___ Provided information ___

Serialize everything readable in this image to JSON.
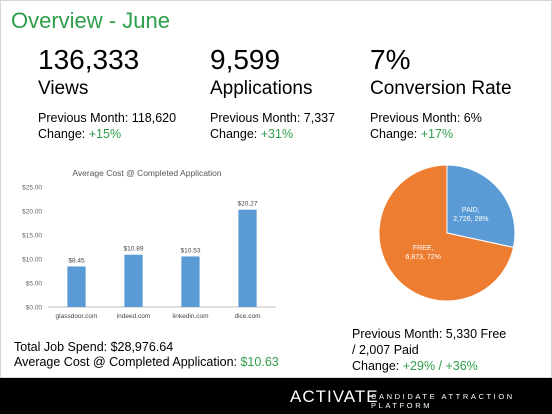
{
  "title": "Overview - June",
  "kpis": [
    {
      "value": "136,333",
      "label": "Views",
      "previous": "Previous Month: 118,620",
      "change_prefix": "Change: ",
      "change": "+15%"
    },
    {
      "value": "9,599",
      "label": "Applications",
      "previous": "Previous Month: 7,337",
      "change_prefix": "Change: ",
      "change": "+31%"
    },
    {
      "value": "7%",
      "label": "Conversion Rate",
      "previous": "Previous Month: 6%",
      "change_prefix": "Change: ",
      "change": "+17%"
    }
  ],
  "chart_data": [
    {
      "type": "bar",
      "title": "Average Cost @ Completed Application",
      "categories": [
        "glassdoor.com",
        "indeed.com",
        "linkedin.com",
        "dice.com"
      ],
      "values": [
        8.45,
        10.89,
        10.53,
        20.27
      ],
      "data_labels": [
        "$8.45",
        "$10.89",
        "$10.53",
        "$20.27"
      ],
      "yticks": [
        0,
        5,
        10,
        15,
        20,
        25
      ],
      "ytick_labels": [
        "$0.00",
        "$5.00",
        "$10.00",
        "$15.00",
        "$20.00",
        "$25.00"
      ],
      "ylim": [
        0,
        25
      ],
      "grid": false,
      "color": "#5b9bd5"
    },
    {
      "type": "pie",
      "slices": [
        {
          "label": "PAID,",
          "value": 2726,
          "value_text": "2,726, 28%",
          "percent": 28,
          "color": "#5b9bd5"
        },
        {
          "label": "FREE,",
          "value": 6873,
          "value_text": "6,873, 72%",
          "percent": 72,
          "color": "#ed7d31"
        }
      ]
    }
  ],
  "totals": {
    "spend_label": "Total Job Spend: $28,976.64",
    "avg_label": "Average Cost @ Completed Application: ",
    "avg_value": "$10.63"
  },
  "pie_prev": {
    "line1": "Previous Month: 5,330 Free",
    "line2": "/ 2,007 Paid",
    "change_prefix": "Change: ",
    "change": "+29% / +36%"
  },
  "footer": {
    "logo": "ACTIVATE",
    "tagline": "CANDIDATE ATTRACTION PLATFORM"
  },
  "colors": {
    "accent_green": "#2e9e4a",
    "footer_bg": "#000000"
  }
}
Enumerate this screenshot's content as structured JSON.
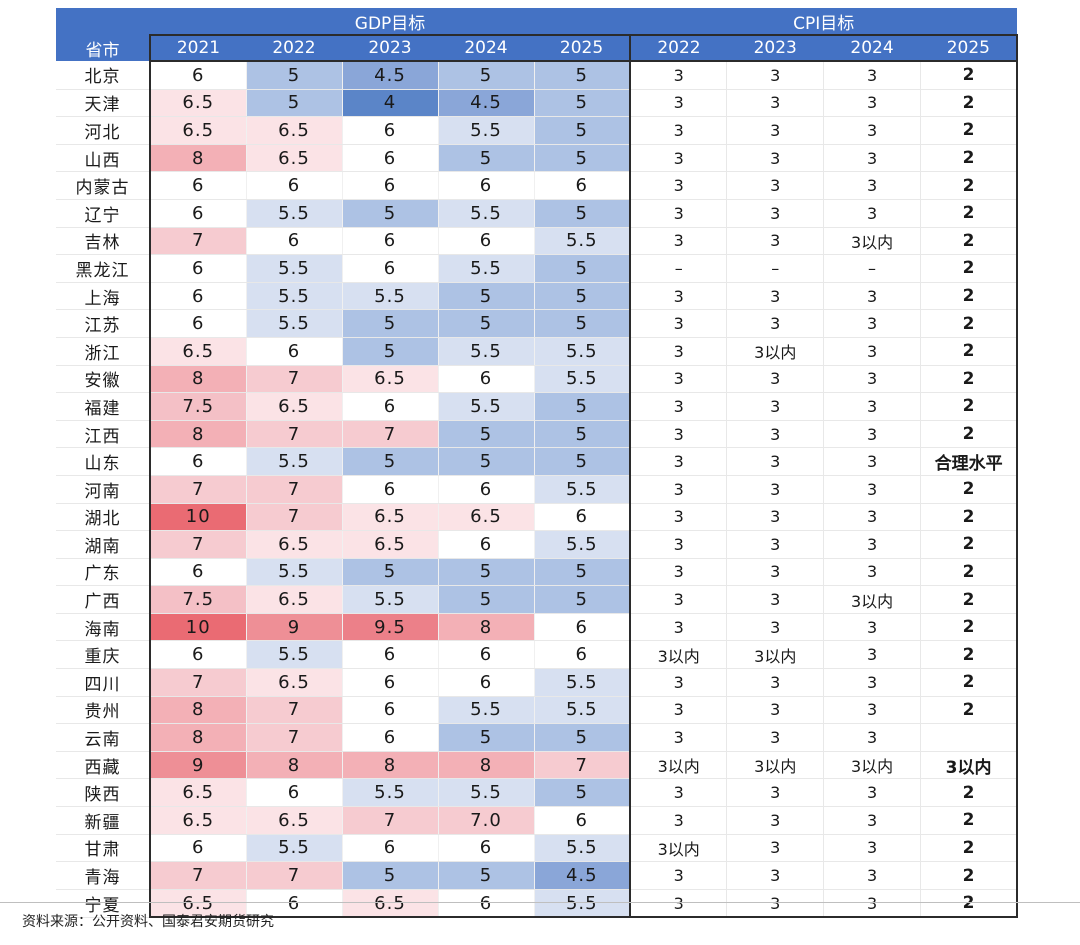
{
  "header": {
    "province_label": "省市",
    "gdp_group": "GDP目标",
    "cpi_group": "CPI目标",
    "gdp_years": [
      "2021",
      "2022",
      "2023",
      "2024",
      "2025"
    ],
    "cpi_years": [
      "2022",
      "2023",
      "2024",
      "2025"
    ]
  },
  "rows": [
    {
      "name": "北京",
      "gdp": [
        "6",
        "5",
        "4.5",
        "5",
        "5"
      ],
      "cpi": [
        "3",
        "3",
        "3",
        "2"
      ]
    },
    {
      "name": "天津",
      "gdp": [
        "6.5",
        "5",
        "4",
        "4.5",
        "5"
      ],
      "cpi": [
        "3",
        "3",
        "3",
        "2"
      ]
    },
    {
      "name": "河北",
      "gdp": [
        "6.5",
        "6.5",
        "6",
        "5.5",
        "5"
      ],
      "cpi": [
        "3",
        "3",
        "3",
        "2"
      ]
    },
    {
      "name": "山西",
      "gdp": [
        "8",
        "6.5",
        "6",
        "5",
        "5"
      ],
      "cpi": [
        "3",
        "3",
        "3",
        "2"
      ]
    },
    {
      "name": "内蒙古",
      "gdp": [
        "6",
        "6",
        "6",
        "6",
        "6"
      ],
      "cpi": [
        "3",
        "3",
        "3",
        "2"
      ]
    },
    {
      "name": "辽宁",
      "gdp": [
        "6",
        "5.5",
        "5",
        "5.5",
        "5"
      ],
      "cpi": [
        "3",
        "3",
        "3",
        "2"
      ]
    },
    {
      "name": "吉林",
      "gdp": [
        "7",
        "6",
        "6",
        "6",
        "5.5"
      ],
      "cpi": [
        "3",
        "3",
        "3以内",
        "2"
      ]
    },
    {
      "name": "黑龙江",
      "gdp": [
        "6",
        "5.5",
        "6",
        "5.5",
        "5"
      ],
      "cpi": [
        "–",
        "–",
        "–",
        "2"
      ]
    },
    {
      "name": "上海",
      "gdp": [
        "6",
        "5.5",
        "5.5",
        "5",
        "5"
      ],
      "cpi": [
        "3",
        "3",
        "3",
        "2"
      ]
    },
    {
      "name": "江苏",
      "gdp": [
        "6",
        "5.5",
        "5",
        "5",
        "5"
      ],
      "cpi": [
        "3",
        "3",
        "3",
        "2"
      ]
    },
    {
      "name": "浙江",
      "gdp": [
        "6.5",
        "6",
        "5",
        "5.5",
        "5.5"
      ],
      "cpi": [
        "3",
        "3以内",
        "3",
        "2"
      ]
    },
    {
      "name": "安徽",
      "gdp": [
        "8",
        "7",
        "6.5",
        "6",
        "5.5"
      ],
      "cpi": [
        "3",
        "3",
        "3",
        "2"
      ]
    },
    {
      "name": "福建",
      "gdp": [
        "7.5",
        "6.5",
        "6",
        "5.5",
        "5"
      ],
      "cpi": [
        "3",
        "3",
        "3",
        "2"
      ]
    },
    {
      "name": "江西",
      "gdp": [
        "8",
        "7",
        "7",
        "5",
        "5"
      ],
      "cpi": [
        "3",
        "3",
        "3",
        "2"
      ]
    },
    {
      "name": "山东",
      "gdp": [
        "6",
        "5.5",
        "5",
        "5",
        "5"
      ],
      "cpi": [
        "3",
        "3",
        "3",
        "合理水平"
      ]
    },
    {
      "name": "河南",
      "gdp": [
        "7",
        "7",
        "6",
        "6",
        "5.5"
      ],
      "cpi": [
        "3",
        "3",
        "3",
        "2"
      ]
    },
    {
      "name": "湖北",
      "gdp": [
        "10",
        "7",
        "6.5",
        "6.5",
        "6"
      ],
      "cpi": [
        "3",
        "3",
        "3",
        "2"
      ]
    },
    {
      "name": "湖南",
      "gdp": [
        "7",
        "6.5",
        "6.5",
        "6",
        "5.5"
      ],
      "cpi": [
        "3",
        "3",
        "3",
        "2"
      ]
    },
    {
      "name": "广东",
      "gdp": [
        "6",
        "5.5",
        "5",
        "5",
        "5"
      ],
      "cpi": [
        "3",
        "3",
        "3",
        "2"
      ]
    },
    {
      "name": "广西",
      "gdp": [
        "7.5",
        "6.5",
        "5.5",
        "5",
        "5"
      ],
      "cpi": [
        "3",
        "3",
        "3以内",
        "2"
      ]
    },
    {
      "name": "海南",
      "gdp": [
        "10",
        "9",
        "9.5",
        "8",
        "6"
      ],
      "cpi": [
        "3",
        "3",
        "3",
        "2"
      ]
    },
    {
      "name": "重庆",
      "gdp": [
        "6",
        "5.5",
        "6",
        "6",
        "6"
      ],
      "cpi": [
        "3以内",
        "3以内",
        "3",
        "2"
      ]
    },
    {
      "name": "四川",
      "gdp": [
        "7",
        "6.5",
        "6",
        "6",
        "5.5"
      ],
      "cpi": [
        "3",
        "3",
        "3",
        "2"
      ]
    },
    {
      "name": "贵州",
      "gdp": [
        "8",
        "7",
        "6",
        "5.5",
        "5.5"
      ],
      "cpi": [
        "3",
        "3",
        "3",
        "2"
      ]
    },
    {
      "name": "云南",
      "gdp": [
        "8",
        "7",
        "6",
        "5",
        "5"
      ],
      "cpi": [
        "3",
        "3",
        "3",
        ""
      ]
    },
    {
      "name": "西藏",
      "gdp": [
        "9",
        "8",
        "8",
        "8",
        "7"
      ],
      "cpi": [
        "3以内",
        "3以内",
        "3以内",
        "3以内"
      ]
    },
    {
      "name": "陕西",
      "gdp": [
        "6.5",
        "6",
        "5.5",
        "5.5",
        "5"
      ],
      "cpi": [
        "3",
        "3",
        "3",
        "2"
      ]
    },
    {
      "name": "新疆",
      "gdp": [
        "6.5",
        "6.5",
        "7",
        "7.0",
        "6"
      ],
      "cpi": [
        "3",
        "3",
        "3",
        "2"
      ]
    },
    {
      "name": "甘肃",
      "gdp": [
        "6",
        "5.5",
        "6",
        "6",
        "5.5"
      ],
      "cpi": [
        "3以内",
        "3",
        "3",
        "2"
      ]
    },
    {
      "name": "青海",
      "gdp": [
        "7",
        "7",
        "5",
        "5",
        "4.5"
      ],
      "cpi": [
        "3",
        "3",
        "3",
        "2"
      ]
    },
    {
      "name": "宁夏",
      "gdp": [
        "6.5",
        "6",
        "6.5",
        "6",
        "5.5"
      ],
      "cpi": [
        "3",
        "3",
        "3",
        "2"
      ]
    }
  ],
  "colors": {
    "header_bg": "#4472c4",
    "low_blue": "#5b85c8",
    "mid_blue": "#adc2e4",
    "light_blue": "#d7e0f1",
    "light_pink": "#fbe3e6",
    "mid_pink": "#f3b3b9",
    "strong_red": "#ea6b73"
  },
  "source": "资料来源：公开资料、国泰君安期货研究"
}
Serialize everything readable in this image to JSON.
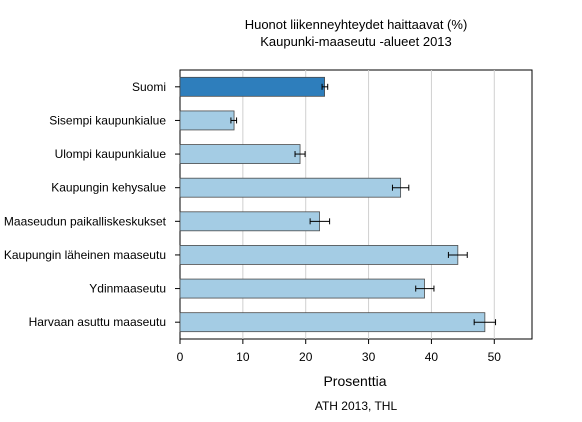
{
  "chart_data": {
    "type": "bar",
    "orientation": "horizontal",
    "title": "Huonot liikenneyhteydet haittaavat (%)",
    "subtitle": "Kaupunki-maaseutu -alueet 2013",
    "xlabel": "Prosenttia",
    "ylabel": "",
    "xlim": [
      0,
      56
    ],
    "xticks": [
      0,
      10,
      20,
      30,
      40,
      50
    ],
    "grid": true,
    "source": "ATH 2013, THL",
    "categories": [
      "Suomi",
      "Sisempi kaupunkialue",
      "Ulompi kaupunkialue",
      "Kaupungin kehysalue",
      "Maaseudun paikalliskeskukset",
      "Kaupungin läheinen maaseutu",
      "Ydinmaaseutu",
      "Harvaan asuttu maaseutu"
    ],
    "values": [
      23.0,
      8.6,
      19.1,
      35.1,
      22.2,
      44.2,
      38.9,
      48.5
    ],
    "error_low": [
      22.6,
      8.1,
      18.3,
      33.8,
      20.7,
      42.7,
      37.5,
      46.8
    ],
    "error_high": [
      23.5,
      9.0,
      19.9,
      36.4,
      23.8,
      45.7,
      40.4,
      50.2
    ],
    "highlight_color": "#2e7ebc",
    "bar_color": "#a4cce4",
    "bar_border": "#4a4a4a"
  }
}
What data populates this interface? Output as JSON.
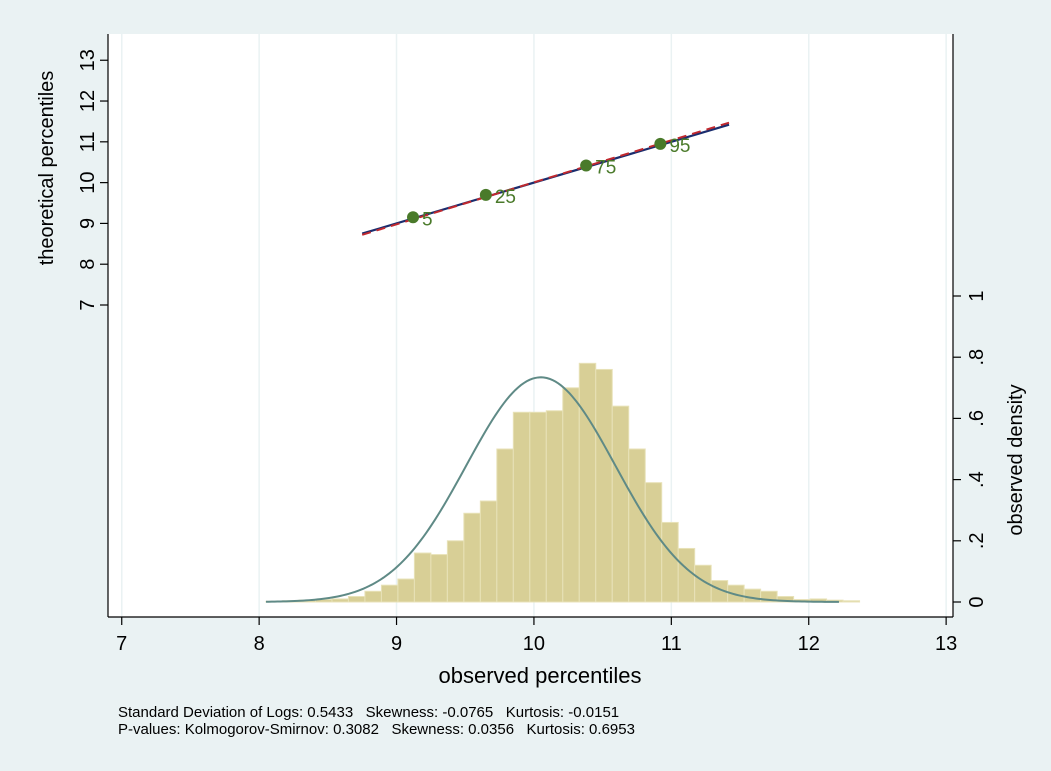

___

* _Problem description_:
Write down only the number of lines that contain the string "kaupunkialue" in the listing.

* _Final result_:
2